* THE EXERCISE
Only the pictures are left out: repeat the rest of the entries exactly.

* AVAILABLE DATA
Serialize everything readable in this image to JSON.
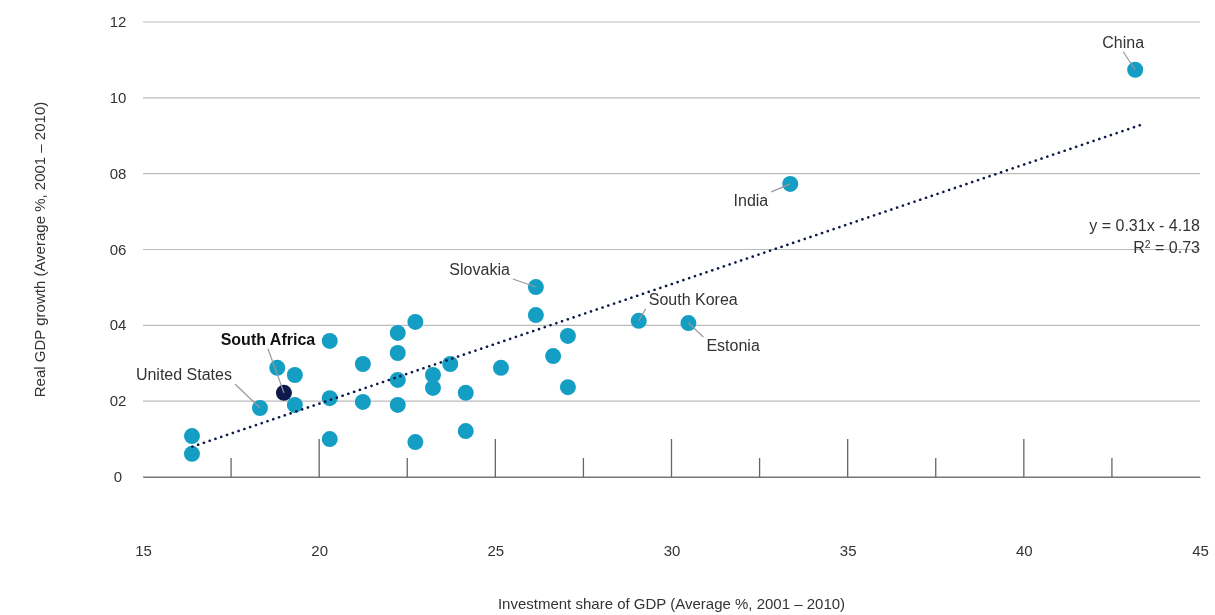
{
  "chart_data": {
    "type": "scatter",
    "xlabel": "Investment share of GDP (Average %, 2001 – 2010)",
    "ylabel": "Real GDP growth (Average %, 2001 – 2010)",
    "xlim": [
      15,
      45
    ],
    "xticks": [
      15,
      20,
      25,
      30,
      35,
      40,
      45
    ],
    "ylim": [
      0,
      12
    ],
    "yticks": [
      0,
      {
        "value": 2,
        "label": "02"
      },
      {
        "value": 4,
        "label": "04"
      },
      {
        "value": 6,
        "label": "06"
      },
      {
        "value": 8,
        "label": "08"
      },
      {
        "value": 10,
        "label": "10"
      },
      {
        "value": 12,
        "label": "12"
      }
    ],
    "grid": "y",
    "marker": "circle",
    "series": [
      {
        "color": "#149ec3",
        "x": [
          16.39,
          16.39,
          18.32,
          18.81,
          19.31,
          19.31,
          20.3,
          20.3,
          20.3,
          21.24,
          21.24,
          22.23,
          22.23,
          22.23,
          22.23,
          22.73,
          22.73,
          23.23,
          23.23,
          23.72,
          24.16,
          24.16,
          25.16,
          26.15,
          26.15,
          26.64,
          27.06,
          27.06,
          29.07,
          30.48,
          33.37,
          43.16
        ],
        "values": [
          1.08,
          0.61,
          1.82,
          2.88,
          2.69,
          1.9,
          3.59,
          2.08,
          1.0,
          2.98,
          1.98,
          3.8,
          3.27,
          2.56,
          1.9,
          4.09,
          0.92,
          2.69,
          2.35,
          2.98,
          2.22,
          1.21,
          2.88,
          5.01,
          4.27,
          3.19,
          3.72,
          2.37,
          4.12,
          4.06,
          7.73,
          10.74
        ]
      },
      {
        "color": "#0b1a4a",
        "x": [
          19.0
        ],
        "values": [
          2.22
        ]
      },
      {
        "type": "line",
        "color": "#0b1a4a",
        "line_style": "dotted",
        "marker": "none",
        "x": [
          16.4,
          43.3
        ],
        "values": [
          0.8,
          9.28
        ]
      }
    ],
    "annotations": [
      {
        "text": "China",
        "x": 43.16,
        "y": 10.74
      },
      {
        "text": "India",
        "x": 33.37,
        "y": 7.73
      },
      {
        "text": "Slovakia",
        "x": 26.15,
        "y": 5.01
      },
      {
        "text": "South Korea",
        "x": 29.07,
        "y": 4.12
      },
      {
        "text": "Estonia",
        "x": 30.48,
        "y": 4.06
      },
      {
        "text": "United States",
        "x": 18.32,
        "y": 1.82
      },
      {
        "text": "South Africa",
        "x": 19.0,
        "y": 2.22
      },
      "y = 0.31x - 4.18",
      "R$^{2}$ = 0.73"
    ]
  }
}
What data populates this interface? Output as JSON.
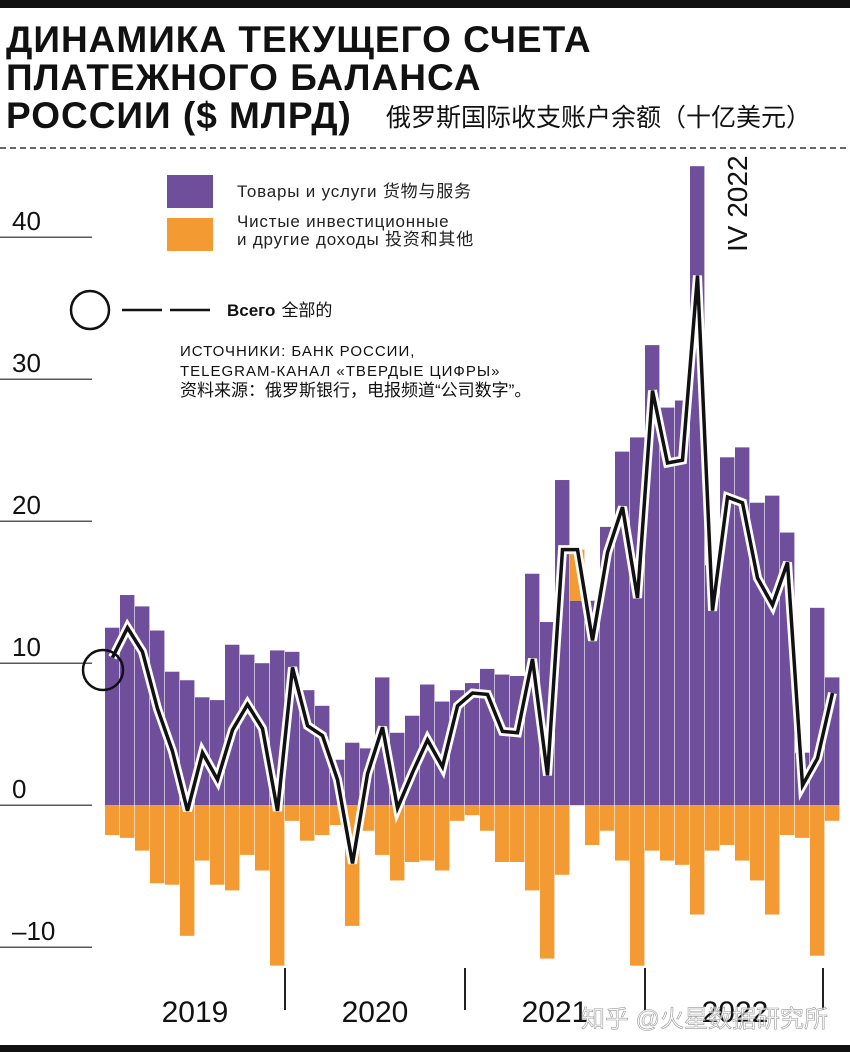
{
  "chart_data": {
    "type": "bar",
    "title_lines": [
      "ДИНАМИКА ТЕКУЩЕГО СЧЕТА",
      "ПЛАТЕЖНОГО БАЛАНСА",
      "РОССИИ ($ МЛРД)"
    ],
    "subtitle": "俄罗斯国际收支账户余额（十亿美元）",
    "categories": [
      null,
      null,
      null,
      null,
      null,
      null,
      null,
      null,
      null,
      null,
      null,
      null,
      null,
      null,
      null,
      null,
      null,
      null,
      null,
      null,
      null,
      null,
      null,
      null,
      null,
      null,
      null,
      null,
      null,
      null,
      null,
      null,
      null,
      null,
      null,
      null,
      null,
      null,
      null,
      null,
      null,
      null,
      null,
      null,
      null,
      null,
      null,
      null,
      null
    ],
    "year_labels": [
      "2019",
      "2020",
      "2021",
      "2022"
    ],
    "series": [
      {
        "legend_lines": [
          "Товары и услуги 货物与服务"
        ],
        "color": "#6f4e9c",
        "values": [
          12.5,
          14.8,
          14,
          12.3,
          9.4,
          8.8,
          7.6,
          7.4,
          11.3,
          10.6,
          10,
          10.9,
          10.8,
          8.1,
          7,
          3.2,
          4.4,
          4,
          9,
          5.1,
          6.3,
          8.5,
          7.3,
          8.1,
          8.6,
          9.6,
          9.2,
          9.1,
          16.3,
          12.9,
          22.9,
          14.4,
          14.4,
          19.6,
          24.9,
          25.9,
          32.4,
          28,
          28.5,
          45,
          16.9,
          24.5,
          25.2,
          21.3,
          21.8,
          19.2,
          3.7,
          13.9,
          9
        ]
      },
      {
        "legend_lines": [
          "Чистые инвестиционные",
          "и другие доходы 投资和其他"
        ],
        "color": "#f39a33",
        "values": [
          -2.1,
          -2.3,
          -3.2,
          -5.5,
          -5.6,
          -9.2,
          -3.9,
          -5.6,
          -6,
          -3.5,
          -4.6,
          -11.3,
          -1.1,
          -2.5,
          -2.1,
          -1.4,
          -8.5,
          -1.8,
          -3.5,
          -5.3,
          -4,
          -3.9,
          -4.6,
          -1.1,
          -0.7,
          -1.8,
          -4,
          -4,
          -6,
          -10.8,
          -4.9,
          3.6,
          -2.8,
          -1.8,
          -3.9,
          -11.3,
          -3.2,
          -3.9,
          -4.2,
          -7.7,
          -3.2,
          -2.8,
          -3.9,
          -5.3,
          -7.7,
          -2.1,
          -2.3,
          -10.6,
          -1.1
        ]
      }
    ],
    "total": {
      "name": "Всего",
      "name_zh": "全部的",
      "color": "#111111",
      "values": [
        10.4,
        12.5,
        10.8,
        6.8,
        3.8,
        -0.4,
        3.7,
        1.8,
        5.3,
        7.1,
        5.4,
        -0.4,
        9.7,
        5.6,
        4.9,
        1.8,
        -4.1,
        2.2,
        5.5,
        -0.2,
        2.3,
        4.6,
        2.7,
        7,
        7.9,
        7.8,
        5.2,
        5.1,
        10.3,
        2.1,
        18,
        18,
        11.6,
        17.8,
        21,
        14.6,
        29.2,
        24.1,
        24.3,
        37.3,
        13.7,
        21.7,
        21.3,
        16,
        14.1,
        17.1,
        1.4,
        3.3,
        7.9
      ]
    },
    "annotation": "IV 2022",
    "sources": [
      "ИСТОЧНИКИ:  БАНК РОССИИ,",
      "TELEGRAM-КАНАЛ  «ТВЕРДЫЕ ЦИФРЫ»",
      "资料来源：俄罗斯银行，电报频道“公司数字”。"
    ],
    "watermark": "知乎 @火星数据研究所",
    "ylim": [
      -12,
      46
    ],
    "yticks": [
      {
        "value": -10,
        "label": "–10"
      },
      0,
      10,
      20,
      30,
      40
    ]
  }
}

* THE REPLY
Serialize everything readable in this image to JSON.
{
  "chart_data": {
    "type": "scatter",
    "xlabel": "Investment share of GDP (Average %, 2001 – 2010)",
    "ylabel": "Real GDP growth (Average %, 2001 – 2010)",
    "xlim": [
      15,
      45
    ],
    "xticks": [
      15,
      20,
      25,
      30,
      35,
      40,
      45
    ],
    "ylim": [
      0,
      12
    ],
    "yticks": [
      0,
      {
        "value": 2,
        "label": "02"
      },
      {
        "value": 4,
        "label": "04"
      },
      {
        "value": 6,
        "label": "06"
      },
      {
        "value": 8,
        "label": "08"
      },
      {
        "value": 10,
        "label": "10"
      },
      {
        "value": 12,
        "label": "12"
      }
    ],
    "grid": "y",
    "marker": "circle",
    "series": [
      {
        "color": "#149ec3",
        "x": [
          16.39,
          16.39,
          18.32,
          18.81,
          19.31,
          19.31,
          20.3,
          20.3,
          20.3,
          21.24,
          21.24,
          22.23,
          22.23,
          22.23,
          22.23,
          22.73,
          22.73,
          23.23,
          23.23,
          23.72,
          24.16,
          24.16,
          25.16,
          26.15,
          26.15,
          26.64,
          27.06,
          27.06,
          29.07,
          30.48,
          33.37,
          43.16
        ],
        "values": [
          1.08,
          0.61,
          1.82,
          2.88,
          2.69,
          1.9,
          3.59,
          2.08,
          1.0,
          2.98,
          1.98,
          3.8,
          3.27,
          2.56,
          1.9,
          4.09,
          0.92,
          2.69,
          2.35,
          2.98,
          2.22,
          1.21,
          2.88,
          5.01,
          4.27,
          3.19,
          3.72,
          2.37,
          4.12,
          4.06,
          7.73,
          10.74
        ]
      },
      {
        "color": "#0b1a4a",
        "x": [
          19.0
        ],
        "values": [
          2.22
        ]
      },
      {
        "type": "line",
        "color": "#0b1a4a",
        "line_style": "dotted",
        "marker": "none",
        "x": [
          16.4,
          43.3
        ],
        "values": [
          0.8,
          9.28
        ]
      }
    ],
    "annotations": [
      {
        "text": "China",
        "x": 43.16,
        "y": 10.74
      },
      {
        "text": "India",
        "x": 33.37,
        "y": 7.73
      },
      {
        "text": "Slovakia",
        "x": 26.15,
        "y": 5.01
      },
      {
        "text": "South Korea",
        "x": 29.07,
        "y": 4.12
      },
      {
        "text": "Estonia",
        "x": 30.48,
        "y": 4.06
      },
      {
        "text": "United States",
        "x": 18.32,
        "y": 1.82
      },
      {
        "text": "South Africa",
        "x": 19.0,
        "y": 2.22
      },
      "y = 0.31x - 4.18",
      "R$^{2}$ = 0.73"
    ]
  }
}
What data populates this interface? Output as JSON.
{
  "chart_data": {
    "type": "bar",
    "title_lines": [
      "ДИНАМИКА ТЕКУЩЕГО СЧЕТА",
      "ПЛАТЕЖНОГО БАЛАНСА",
      "РОССИИ ($ МЛРД)"
    ],
    "subtitle": "俄罗斯国际收支账户余额（十亿美元）",
    "categories": [
      null,
      null,
      null,
      null,
      null,
      null,
      null,
      null,
      null,
      null,
      null,
      null,
      null,
      null,
      null,
      null,
      null,
      null,
      null,
      null,
      null,
      null,
      null,
      null,
      null,
      null,
      null,
      null,
      null,
      null,
      null,
      null,
      null,
      null,
      null,
      null,
      null,
      null,
      null,
      null,
      null,
      null,
      null,
      null,
      null,
      null,
      null,
      null,
      null
    ],
    "year_labels": [
      "2019",
      "2020",
      "2021",
      "2022"
    ],
    "series": [
      {
        "legend_lines": [
          "Товары и услуги 货物与服务"
        ],
        "color": "#6f4e9c",
        "values": [
          12.5,
          14.8,
          14,
          12.3,
          9.4,
          8.8,
          7.6,
          7.4,
          11.3,
          10.6,
          10,
          10.9,
          10.8,
          8.1,
          7,
          3.2,
          4.4,
          4,
          9,
          5.1,
          6.3,
          8.5,
          7.3,
          8.1,
          8.6,
          9.6,
          9.2,
          9.1,
          16.3,
          12.9,
          22.9,
          14.4,
          14.4,
          19.6,
          24.9,
          25.9,
          32.4,
          28,
          28.5,
          45,
          16.9,
          24.5,
          25.2,
          21.3,
          21.8,
          19.2,
          3.7,
          13.9,
          9
        ]
      },
      {
        "legend_lines": [
          "Чистые инвестиционные",
          "и другие доходы 投资和其他"
        ],
        "color": "#f39a33",
        "values": [
          -2.1,
          -2.3,
          -3.2,
          -5.5,
          -5.6,
          -9.2,
          -3.9,
          -5.6,
          -6,
          -3.5,
          -4.6,
          -11.3,
          -1.1,
          -2.5,
          -2.1,
          -1.4,
          -8.5,
          -1.8,
          -3.5,
          -5.3,
          -4,
          -3.9,
          -4.6,
          -1.1,
          -0.7,
          -1.8,
          -4,
          -4,
          -6,
          -10.8,
          -4.9,
          3.6,
          -2.8,
          -1.8,
          -3.9,
          -11.3,
          -3.2,
          -3.9,
          -4.2,
          -7.7,
          -3.2,
          -2.8,
          -3.9,
          -5.3,
          -7.7,
          -2.1,
          -2.3,
          -10.6,
          -1.1
        ]
      }
    ],
    "total": {
      "name": "Всего",
      "name_zh": "全部的",
      "color": "#111111",
      "values": [
        10.4,
        12.5,
        10.8,
        6.8,
        3.8,
        -0.4,
        3.7,
        1.8,
        5.3,
        7.1,
        5.4,
        -0.4,
        9.7,
        5.6,
        4.9,
        1.8,
        -4.1,
        2.2,
        5.5,
        -0.2,
        2.3,
        4.6,
        2.7,
        7,
        7.9,
        7.8,
        5.2,
        5.1,
        10.3,
        2.1,
        18,
        18,
        11.6,
        17.8,
        21,
        14.6,
        29.2,
        24.1,
        24.3,
        37.3,
        13.7,
        21.7,
        21.3,
        16,
        14.1,
        17.1,
        1.4,
        3.3,
        7.9
      ]
    },
    "annotation": "IV 2022",
    "sources": [
      "ИСТОЧНИКИ:  БАНК РОССИИ,",
      "TELEGRAM-КАНАЛ  «ТВЕРДЫЕ ЦИФРЫ»",
      "资料来源：俄罗斯银行，电报频道“公司数字”。"
    ],
    "watermark": "知乎 @火星数据研究所",
    "ylim": [
      -12,
      46
    ],
    "yticks": [
      {
        "value": -10,
        "label": "–10"
      },
      0,
      10,
      20,
      30,
      40
    ]
  }
}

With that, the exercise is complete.